» **Data supplied**
================================

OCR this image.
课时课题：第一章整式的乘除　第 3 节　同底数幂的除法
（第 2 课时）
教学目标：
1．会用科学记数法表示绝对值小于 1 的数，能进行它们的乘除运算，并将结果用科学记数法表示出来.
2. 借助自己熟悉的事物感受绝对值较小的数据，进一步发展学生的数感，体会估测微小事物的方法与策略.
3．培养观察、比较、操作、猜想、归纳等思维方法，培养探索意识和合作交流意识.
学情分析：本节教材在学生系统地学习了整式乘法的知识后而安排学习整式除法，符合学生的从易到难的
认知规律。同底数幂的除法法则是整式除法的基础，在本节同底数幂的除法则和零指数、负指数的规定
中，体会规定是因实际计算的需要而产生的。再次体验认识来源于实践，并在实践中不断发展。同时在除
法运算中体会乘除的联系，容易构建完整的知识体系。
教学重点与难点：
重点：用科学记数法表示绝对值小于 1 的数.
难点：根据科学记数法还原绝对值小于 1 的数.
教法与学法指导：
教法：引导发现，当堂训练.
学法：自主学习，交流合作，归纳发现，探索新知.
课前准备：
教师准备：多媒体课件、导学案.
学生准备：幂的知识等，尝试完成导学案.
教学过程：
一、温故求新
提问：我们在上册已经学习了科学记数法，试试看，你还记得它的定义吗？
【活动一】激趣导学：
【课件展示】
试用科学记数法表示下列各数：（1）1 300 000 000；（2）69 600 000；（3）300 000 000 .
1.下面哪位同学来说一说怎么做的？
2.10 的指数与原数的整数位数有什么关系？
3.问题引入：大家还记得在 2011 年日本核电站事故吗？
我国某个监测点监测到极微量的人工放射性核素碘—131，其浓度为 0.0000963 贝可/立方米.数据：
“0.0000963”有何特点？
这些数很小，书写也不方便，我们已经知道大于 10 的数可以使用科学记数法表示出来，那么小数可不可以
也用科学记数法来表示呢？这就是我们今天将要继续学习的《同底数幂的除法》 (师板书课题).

================================

» **Problem to solve**
Print all of the data exactly as it was given.

» **Exercise result**
OCR this image.
课时课题：第一章整式的乘除　第 3 节　同底数幂的除法
（第 2 课时）
教学目标：
1．会用科学记数法表示绝对值小于 1 的数，能进行它们的乘除运算，并将结果用科学记数法表示出来.
2. 借助自己熟悉的事物感受绝对值较小的数据，进一步发展学生的数感，体会估测微小事物的方法与策略.
3．培养观察、比较、操作、猜想、归纳等思维方法，培养探索意识和合作交流意识.
学情分析：本节教材在学生系统地学习了整式乘法的知识后而安排学习整式除法，符合学生的从易到难的
认知规律。同底数幂的除法法则是整式除法的基础，在本节同底数幂的除法则和零指数、负指数的规定
中，体会规定是因实际计算的需要而产生的。再次体验认识来源于实践，并在实践中不断发展。同时在除
法运算中体会乘除的联系，容易构建完整的知识体系。
教学重点与难点：
重点：用科学记数法表示绝对值小于 1 的数.
难点：根据科学记数法还原绝对值小于 1 的数.
教法与学法指导：
教法：引导发现，当堂训练.
学法：自主学习，交流合作，归纳发现，探索新知.
课前准备：
教师准备：多媒体课件、导学案.
学生准备：幂的知识等，尝试完成导学案.
教学过程：
一、温故求新
提问：我们在上册已经学习了科学记数法，试试看，你还记得它的定义吗？
【活动一】激趣导学：
【课件展示】
试用科学记数法表示下列各数：（1）1 300 000 000；（2）69 600 000；（3）300 000 000 .
1.下面哪位同学来说一说怎么做的？
2.10 的指数与原数的整数位数有什么关系？
3.问题引入：大家还记得在 2011 年日本核电站事故吗？
我国某个监测点监测到极微量的人工放射性核素碘—131，其浓度为 0.0000963 贝可/立方米.数据：
“0.0000963”有何特点？
这些数很小，书写也不方便，我们已经知道大于 10 的数可以使用科学记数法表示出来，那么小数可不可以
也用科学记数法来表示呢？这就是我们今天将要继续学习的《同底数幂的除法》 (师板书课题).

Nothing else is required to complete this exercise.